Saved entries:
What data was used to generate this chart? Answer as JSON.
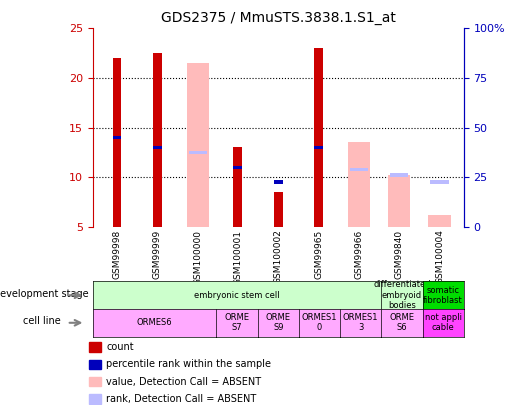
{
  "title": "GDS2375 / MmuSTS.3838.1.S1_at",
  "samples": [
    "GSM99998",
    "GSM99999",
    "GSM100000",
    "GSM100001",
    "GSM100002",
    "GSM99965",
    "GSM99966",
    "GSM99840",
    "GSM100004"
  ],
  "count_values": [
    22.0,
    22.5,
    null,
    13.0,
    8.5,
    23.0,
    null,
    null,
    null
  ],
  "rank_values": [
    14.0,
    13.0,
    null,
    11.0,
    9.5,
    13.0,
    null,
    null,
    null
  ],
  "absent_value_values": [
    null,
    null,
    21.5,
    null,
    null,
    null,
    13.5,
    10.2,
    6.2
  ],
  "absent_rank_values": [
    null,
    null,
    12.5,
    null,
    null,
    null,
    10.8,
    10.2,
    9.5
  ],
  "y_min": 5,
  "y_max": 25,
  "y_ticks_left": [
    5,
    10,
    15,
    20,
    25
  ],
  "y_ticks_right": [
    0,
    25,
    50,
    75,
    100
  ],
  "count_color": "#cc0000",
  "rank_color": "#0000bb",
  "absent_value_color": "#ffbbbb",
  "absent_rank_color": "#bbbbff",
  "development_stage_label": "development stage",
  "cell_line_label": "cell line",
  "dev_groups": [
    {
      "cols": [
        0,
        1,
        2,
        3,
        4,
        5,
        6
      ],
      "text": "embryonic stem cell",
      "color": "#ccffcc"
    },
    {
      "cols": [
        7
      ],
      "text": "differentiated\nembryoid\nbodies",
      "color": "#ccffcc"
    },
    {
      "cols": [
        8
      ],
      "text": "somatic\nfibroblast",
      "color": "#00dd00"
    }
  ],
  "cell_groups": [
    {
      "cols": [
        0,
        1,
        2
      ],
      "text": "ORMES6",
      "color": "#ffaaff"
    },
    {
      "cols": [
        3
      ],
      "text": "ORME\nS7",
      "color": "#ffaaff"
    },
    {
      "cols": [
        4
      ],
      "text": "ORME\nS9",
      "color": "#ffaaff"
    },
    {
      "cols": [
        5
      ],
      "text": "ORMES1\n0",
      "color": "#ffaaff"
    },
    {
      "cols": [
        6
      ],
      "text": "ORMES1\n3",
      "color": "#ffaaff"
    },
    {
      "cols": [
        7
      ],
      "text": "ORME\nS6",
      "color": "#ffaaff"
    },
    {
      "cols": [
        8
      ],
      "text": "not appli\ncable",
      "color": "#ff44ff"
    }
  ],
  "legend_items": [
    {
      "color": "#cc0000",
      "label": "count"
    },
    {
      "color": "#0000bb",
      "label": "percentile rank within the sample"
    },
    {
      "color": "#ffbbbb",
      "label": "value, Detection Call = ABSENT"
    },
    {
      "color": "#bbbbff",
      "label": "rank, Detection Call = ABSENT"
    }
  ],
  "left_axis_color": "#cc0000",
  "right_axis_color": "#0000bb"
}
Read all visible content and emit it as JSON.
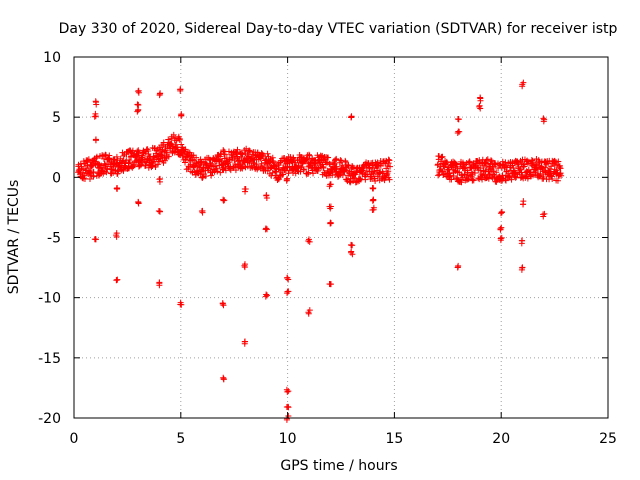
{
  "chart_data": {
    "type": "scatter",
    "title": "Day 330 of 2020, Sidereal Day-to-day VTEC variation (SDTVAR) for receiver istp",
    "xlabel": "GPS time / hours",
    "ylabel": "SDTVAR / TECUs",
    "xlim": [
      0,
      25
    ],
    "ylim": [
      -20,
      10
    ],
    "x_ticks": [
      "0",
      "5",
      "10",
      "15",
      "20",
      "25"
    ],
    "y_ticks": [
      "10",
      "5",
      "0",
      "-5",
      "-10",
      "-15",
      "-20"
    ],
    "grid": true,
    "marker": "+",
    "color": "#ff0000",
    "series": [
      {
        "name": "SDTVAR",
        "band": [
          [
            0.2,
            0.5
          ],
          [
            0.6,
            0.6
          ],
          [
            1.0,
            0.9
          ],
          [
            1.5,
            1.1
          ],
          [
            2.0,
            1.0
          ],
          [
            2.5,
            1.4
          ],
          [
            3.0,
            1.6
          ],
          [
            3.5,
            1.5
          ],
          [
            4.0,
            1.8
          ],
          [
            4.5,
            2.4
          ],
          [
            4.8,
            3.0
          ],
          [
            5.2,
            1.6
          ],
          [
            5.6,
            1.0
          ],
          [
            6.0,
            0.8
          ],
          [
            6.5,
            1.0
          ],
          [
            7.0,
            1.3
          ],
          [
            7.5,
            1.4
          ],
          [
            8.0,
            1.6
          ],
          [
            8.5,
            1.5
          ],
          [
            9.0,
            1.2
          ],
          [
            9.5,
            0.6
          ],
          [
            10.0,
            0.9
          ],
          [
            10.5,
            1.2
          ],
          [
            11.0,
            1.1
          ],
          [
            11.5,
            1.0
          ],
          [
            12.0,
            0.8
          ],
          [
            12.5,
            0.6
          ],
          [
            13.0,
            0.4
          ],
          [
            13.5,
            0.4
          ],
          [
            14.0,
            0.5
          ],
          [
            14.6,
            0.6
          ],
          [
            17.2,
            1.0
          ],
          [
            17.8,
            0.5
          ],
          [
            18.3,
            0.4
          ],
          [
            18.8,
            0.6
          ],
          [
            19.3,
            0.7
          ],
          [
            19.8,
            0.4
          ],
          [
            20.3,
            0.6
          ],
          [
            20.8,
            0.7
          ],
          [
            21.3,
            0.6
          ],
          [
            21.8,
            0.7
          ],
          [
            22.3,
            0.6
          ],
          [
            22.8,
            0.5
          ]
        ],
        "outliers": [
          [
            1.0,
            6.2
          ],
          [
            1.0,
            5.2
          ],
          [
            1.0,
            3.0
          ],
          [
            1.0,
            -5.2
          ],
          [
            2.0,
            -0.8
          ],
          [
            2.0,
            -4.8
          ],
          [
            2.0,
            -8.5
          ],
          [
            3.0,
            7.2
          ],
          [
            3.0,
            6.1
          ],
          [
            3.0,
            5.5
          ],
          [
            3.0,
            -2.1
          ],
          [
            4.0,
            7.0
          ],
          [
            4.0,
            -0.3
          ],
          [
            4.0,
            -2.9
          ],
          [
            4.0,
            -8.8
          ],
          [
            5.0,
            7.2
          ],
          [
            5.0,
            5.2
          ],
          [
            5.0,
            -10.5
          ],
          [
            6.0,
            -2.9
          ],
          [
            7.0,
            2.2
          ],
          [
            7.0,
            -2.0
          ],
          [
            7.0,
            -10.6
          ],
          [
            7.0,
            -16.7
          ],
          [
            8.0,
            -1.1
          ],
          [
            8.0,
            -7.3
          ],
          [
            8.0,
            -13.7
          ],
          [
            9.0,
            -1.6
          ],
          [
            9.0,
            -4.4
          ],
          [
            9.0,
            -9.8
          ],
          [
            10.0,
            -0.2
          ],
          [
            10.0,
            -8.5
          ],
          [
            10.0,
            -9.5
          ],
          [
            10.0,
            -17.8
          ],
          [
            10.0,
            -19.0
          ],
          [
            10.0,
            -20.0
          ],
          [
            11.0,
            -5.2
          ],
          [
            11.0,
            -11.2
          ],
          [
            12.0,
            -0.7
          ],
          [
            12.0,
            -2.5
          ],
          [
            12.0,
            -3.7
          ],
          [
            12.0,
            -8.9
          ],
          [
            13.0,
            5.0
          ],
          [
            13.0,
            -5.6
          ],
          [
            13.0,
            -6.3
          ],
          [
            14.0,
            -0.9
          ],
          [
            14.0,
            -2.0
          ],
          [
            14.0,
            -2.6
          ],
          [
            18.0,
            4.8
          ],
          [
            18.0,
            3.7
          ],
          [
            18.0,
            -7.5
          ],
          [
            19.0,
            6.5
          ],
          [
            19.0,
            5.8
          ],
          [
            20.0,
            -3.0
          ],
          [
            20.0,
            -4.2
          ],
          [
            20.0,
            -5.1
          ],
          [
            21.0,
            7.7
          ],
          [
            21.0,
            -2.1
          ],
          [
            21.0,
            -5.4
          ],
          [
            21.0,
            -7.6
          ],
          [
            22.0,
            4.8
          ],
          [
            22.0,
            -3.1
          ]
        ]
      }
    ]
  }
}
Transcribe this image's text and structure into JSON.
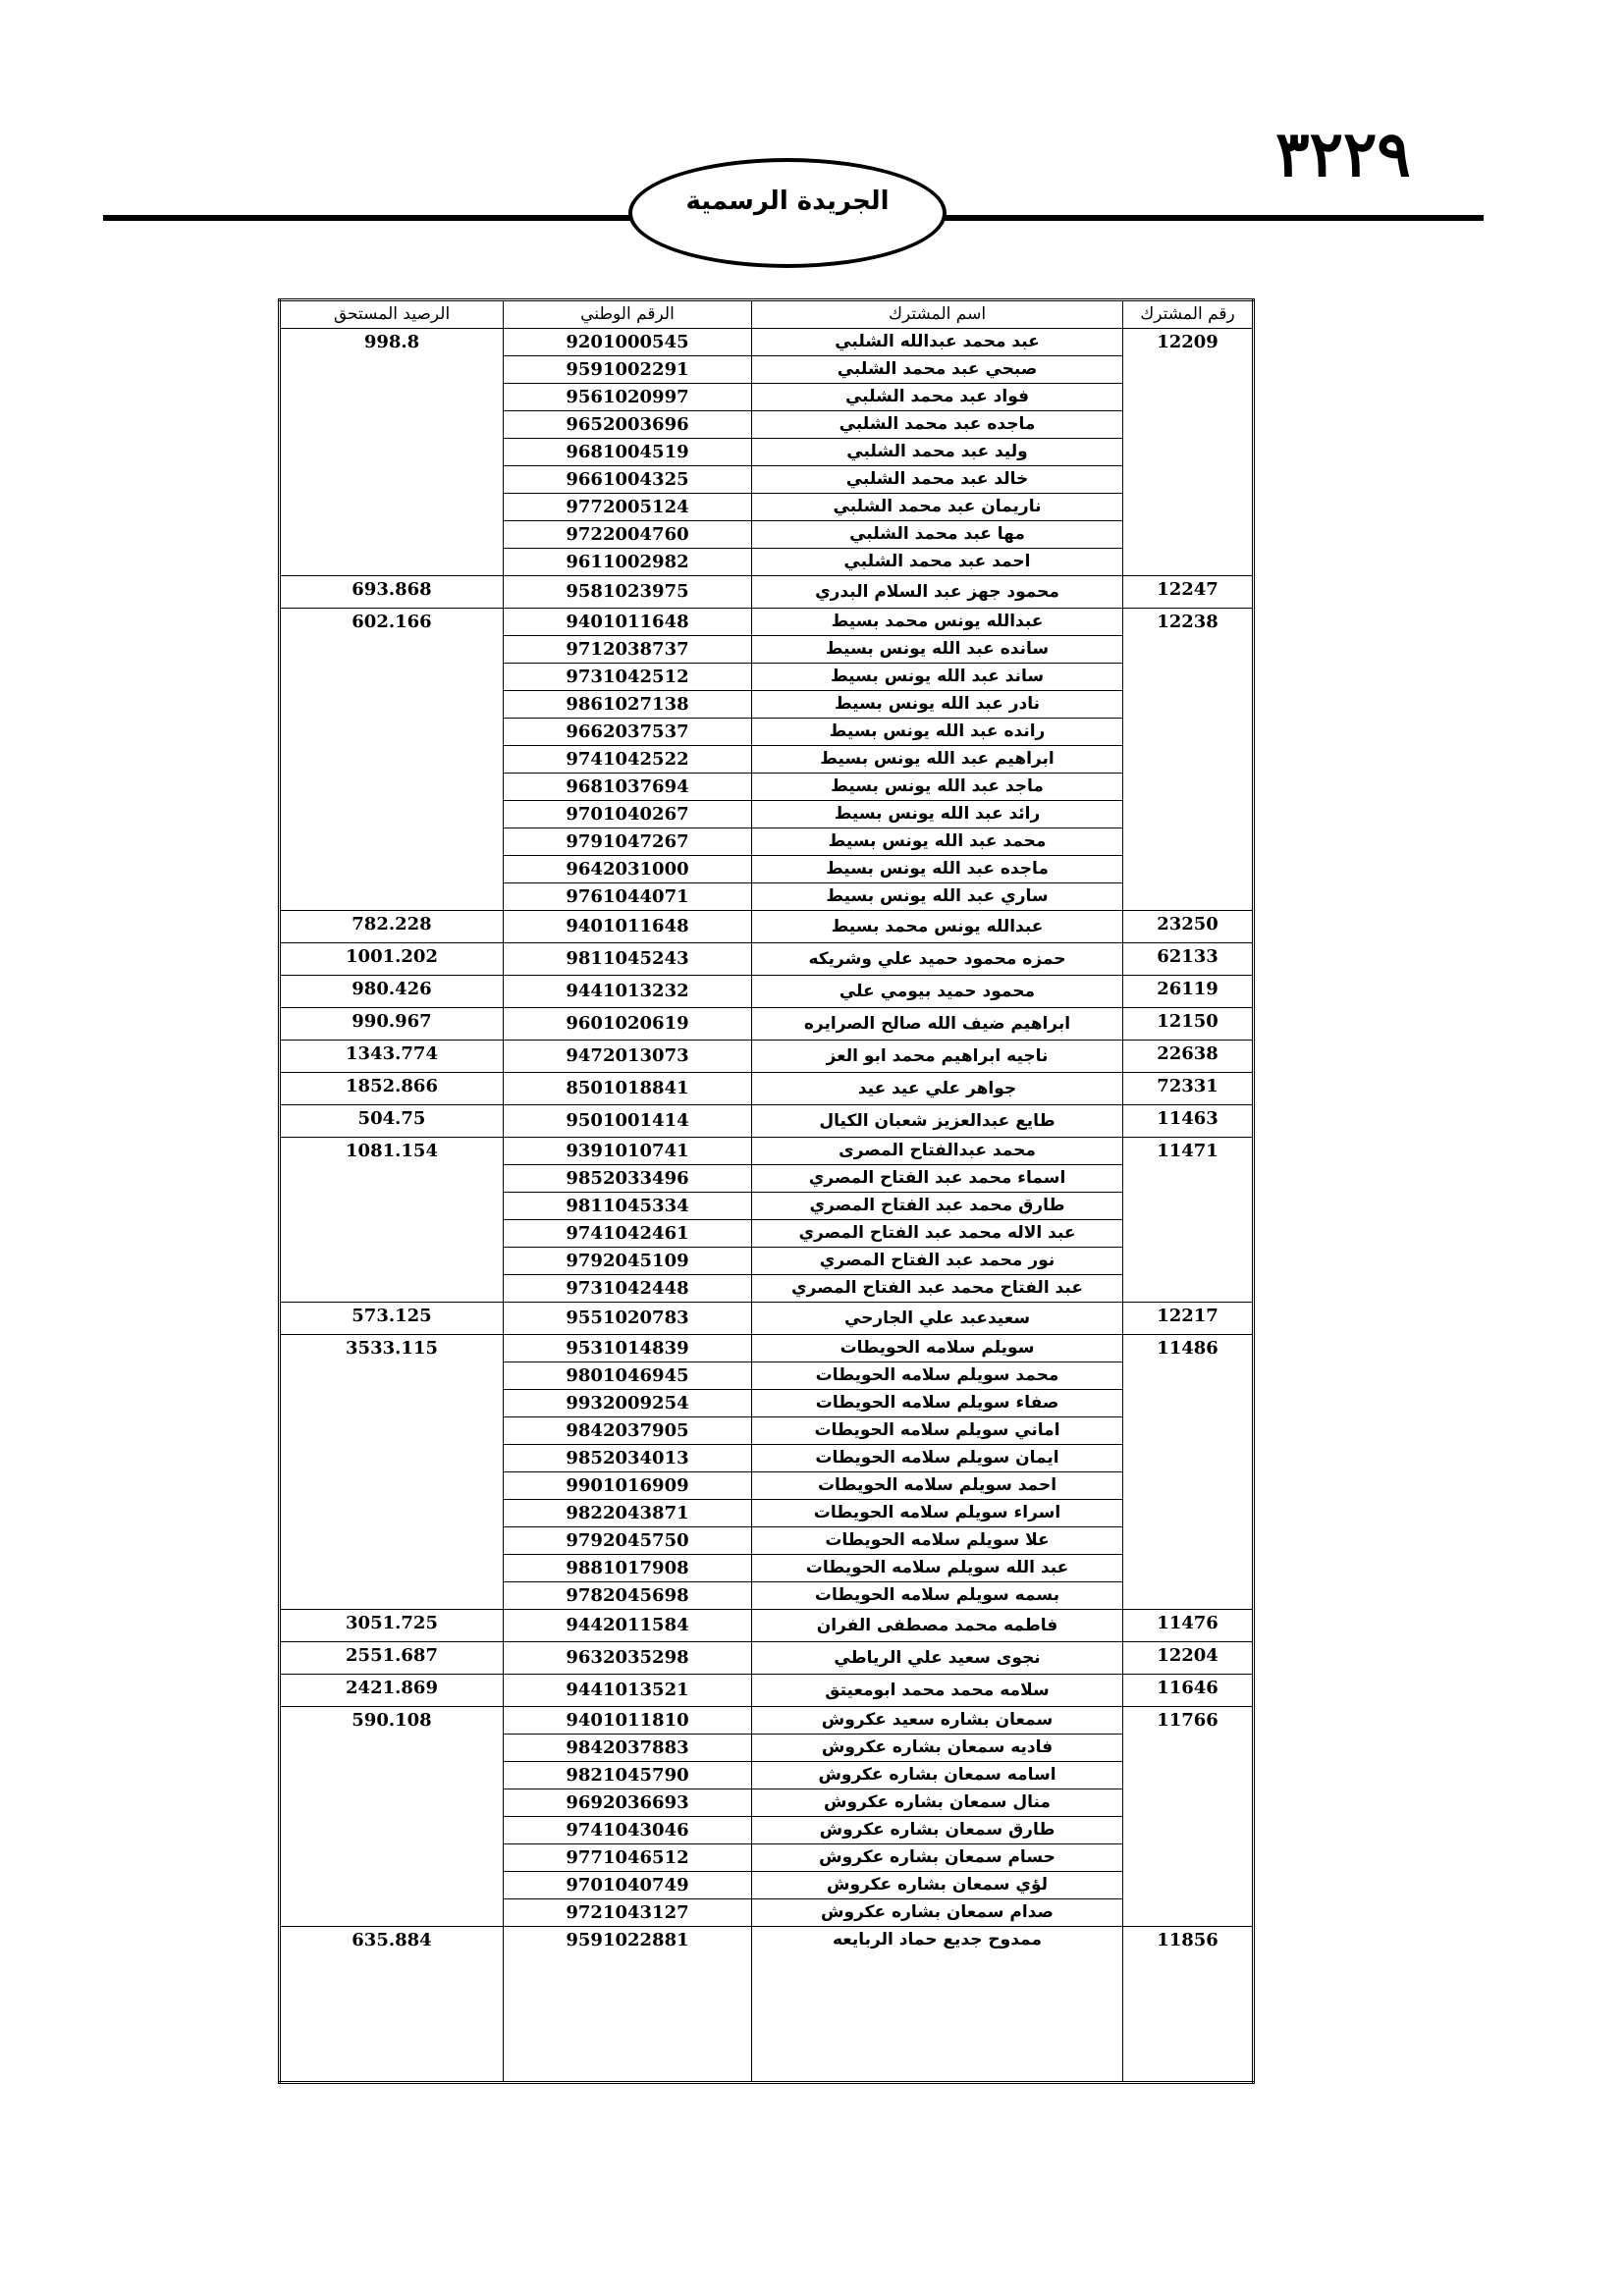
{
  "header": {
    "page_number": "٣٢٢٩",
    "title": "الجريدة الرسمية"
  },
  "table": {
    "header": [
      "رقم المشترك",
      "اسم المشترك",
      "الرقم الوطني",
      "الرصيد المستحق"
    ],
    "groups": [
      {
        "subscriber_no": "12209",
        "balance": "998.8",
        "members": [
          {
            "name": "عبد محمد عبدالله الشلبي",
            "national_id": "9201000545"
          },
          {
            "name": "صبحي عبد محمد الشلبي",
            "national_id": "9591002291"
          },
          {
            "name": "فواد عبد محمد الشلبي",
            "national_id": "9561020997"
          },
          {
            "name": "ماجده عبد محمد الشلبي",
            "national_id": "9652003696"
          },
          {
            "name": "وليد عبد محمد الشلبي",
            "national_id": "9681004519"
          },
          {
            "name": "خالد عبد محمد الشلبي",
            "national_id": "9661004325"
          },
          {
            "name": "ناريمان عبد محمد الشلبي",
            "national_id": "9772005124"
          },
          {
            "name": "مها عبد محمد الشلبي",
            "national_id": "9722004760"
          },
          {
            "name": "احمد عبد محمد الشلبي",
            "national_id": "9611002982"
          }
        ]
      },
      {
        "subscriber_no": "12247",
        "balance": "693.868",
        "members": [
          {
            "name": "محمود جهز عبد السلام البدري",
            "national_id": "9581023975"
          }
        ]
      },
      {
        "subscriber_no": "12238",
        "balance": "602.166",
        "members": [
          {
            "name": "عبدالله يونس محمد بسيط",
            "national_id": "9401011648"
          },
          {
            "name": "سانده عبد الله يونس بسيط",
            "national_id": "9712038737"
          },
          {
            "name": "ساند عبد الله يونس بسيط",
            "national_id": "9731042512"
          },
          {
            "name": "نادر عبد الله يونس بسيط",
            "national_id": "9861027138"
          },
          {
            "name": "رانده عبد الله يونس بسيط",
            "national_id": "9662037537"
          },
          {
            "name": "ابراهيم عبد الله يونس بسيط",
            "national_id": "9741042522"
          },
          {
            "name": "ماجد عبد الله يونس بسيط",
            "national_id": "9681037694"
          },
          {
            "name": "رائد عبد الله يونس بسيط",
            "national_id": "9701040267"
          },
          {
            "name": "محمد عبد الله يونس بسيط",
            "national_id": "9791047267"
          },
          {
            "name": "ماجده عبد الله يونس بسيط",
            "national_id": "9642031000"
          },
          {
            "name": "ساري عبد الله يونس بسيط",
            "national_id": "9761044071"
          }
        ]
      },
      {
        "subscriber_no": "23250",
        "balance": "782.228",
        "members": [
          {
            "name": "عبدالله يونس محمد بسيط",
            "national_id": "9401011648"
          }
        ]
      },
      {
        "subscriber_no": "62133",
        "balance": "1001.202",
        "members": [
          {
            "name": "حمزه محمود حميد علي وشريكه",
            "national_id": "9811045243"
          }
        ]
      },
      {
        "subscriber_no": "26119",
        "balance": "980.426",
        "members": [
          {
            "name": "محمود حميد بيومي علي",
            "national_id": "9441013232"
          }
        ]
      },
      {
        "subscriber_no": "12150",
        "balance": "990.967",
        "members": [
          {
            "name": "ابراهيم ضيف الله صالح الصرايره",
            "national_id": "9601020619"
          }
        ]
      },
      {
        "subscriber_no": "22638",
        "balance": "1343.774",
        "members": [
          {
            "name": "ناجيه ابراهيم محمد ابو العز",
            "national_id": "9472013073"
          }
        ]
      },
      {
        "subscriber_no": "72331",
        "balance": "1852.866",
        "members": [
          {
            "name": "جواهر علي عيد عيد",
            "national_id": "8501018841"
          }
        ]
      },
      {
        "subscriber_no": "11463",
        "balance": "504.75",
        "members": [
          {
            "name": "طايع عبدالعزيز شعبان الكيال",
            "national_id": "9501001414"
          }
        ]
      },
      {
        "subscriber_no": "11471",
        "balance": "1081.154",
        "members": [
          {
            "name": "محمد عبدالفتاح المصرى",
            "national_id": "9391010741"
          },
          {
            "name": "اسماء محمد عبد الفتاح المصري",
            "national_id": "9852033496"
          },
          {
            "name": "طارق محمد عبد الفتاح المصري",
            "national_id": "9811045334"
          },
          {
            "name": "عبد الاله محمد عبد الفتاح المصري",
            "national_id": "9741042461"
          },
          {
            "name": "نور محمد عبد الفتاح المصري",
            "national_id": "9792045109"
          },
          {
            "name": "عبد الفتاح محمد عبد الفتاح المصري",
            "national_id": "9731042448"
          }
        ]
      },
      {
        "subscriber_no": "12217",
        "balance": "573.125",
        "members": [
          {
            "name": "سعيدعبد علي الجارحي",
            "national_id": "9551020783"
          }
        ]
      },
      {
        "subscriber_no": "11486",
        "balance": "3533.115",
        "members": [
          {
            "name": "سويلم سلامه الحويطات",
            "national_id": "9531014839"
          },
          {
            "name": "محمد سويلم سلامه الحويطات",
            "national_id": "9801046945"
          },
          {
            "name": "صفاء سويلم سلامه الحويطات",
            "national_id": "9932009254"
          },
          {
            "name": "اماني سويلم سلامه الحويطات",
            "national_id": "9842037905"
          },
          {
            "name": "ايمان سويلم سلامه الحويطات",
            "national_id": "9852034013"
          },
          {
            "name": "احمد سويلم سلامه الحويطات",
            "national_id": "9901016909"
          },
          {
            "name": "اسراء سويلم سلامه الحويطات",
            "national_id": "9822043871"
          },
          {
            "name": "علا سويلم سلامه الحويطات",
            "national_id": "9792045750"
          },
          {
            "name": "عبد الله سويلم سلامه الحويطات",
            "national_id": "9881017908"
          },
          {
            "name": "بسمه سويلم سلامه الحويطات",
            "national_id": "9782045698"
          }
        ]
      },
      {
        "subscriber_no": "11476",
        "balance": "3051.725",
        "members": [
          {
            "name": "فاطمه محمد مصطفى الفران",
            "national_id": "9442011584"
          }
        ]
      },
      {
        "subscriber_no": "12204",
        "balance": "2551.687",
        "members": [
          {
            "name": "نجوى سعيد علي الرياطي",
            "national_id": "9632035298"
          }
        ]
      },
      {
        "subscriber_no": "11646",
        "balance": "2421.869",
        "members": [
          {
            "name": "سلامه محمد محمد ابومعيتق",
            "national_id": "9441013521"
          }
        ]
      },
      {
        "subscriber_no": "11766",
        "balance": "590.108",
        "members": [
          {
            "name": "سمعان بشاره سعيد عكروش",
            "national_id": "9401011810"
          },
          {
            "name": "فاديه سمعان بشاره عكروش",
            "national_id": "9842037883"
          },
          {
            "name": "اسامه سمعان بشاره عكروش",
            "national_id": "9821045790"
          },
          {
            "name": "منال سمعان بشاره عكروش",
            "national_id": "9692036693"
          },
          {
            "name": "طارق سمعان بشاره عكروش",
            "national_id": "9741043046"
          },
          {
            "name": "حسام سمعان بشاره عكروش",
            "national_id": "9771046512"
          },
          {
            "name": "لؤي سمعان بشاره عكروش",
            "national_id": "9701040749"
          },
          {
            "name": "صدام سمعان بشاره عكروش",
            "national_id": "9721043127"
          }
        ]
      },
      {
        "subscriber_no": "11856",
        "balance": "635.884",
        "members": [
          {
            "name": "ممدوح جديع حماد الربايعه",
            "national_id": "9591022881"
          }
        ]
      }
    ]
  }
}
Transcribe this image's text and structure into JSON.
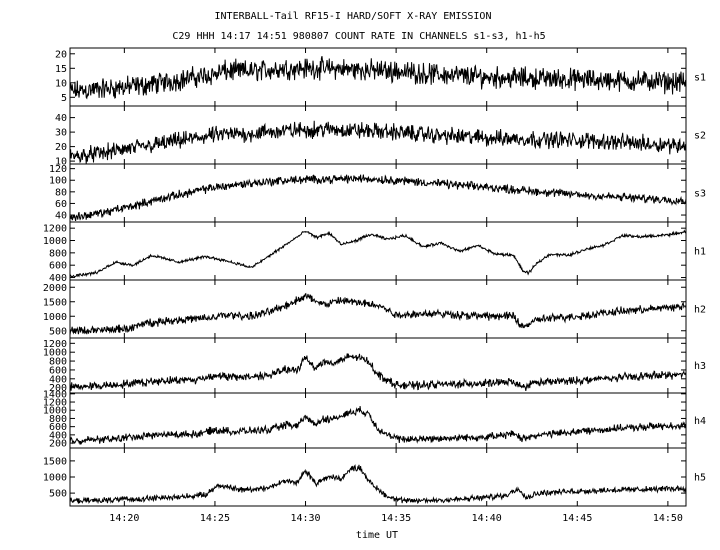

REQUIREMENTS - Which lines include the word "طارق"? List them all.

IN RESPONSE -
            "name": "طارق محمد عبد الفتاح المصري",
            "name": "طارق سمعان بشاره عكروش",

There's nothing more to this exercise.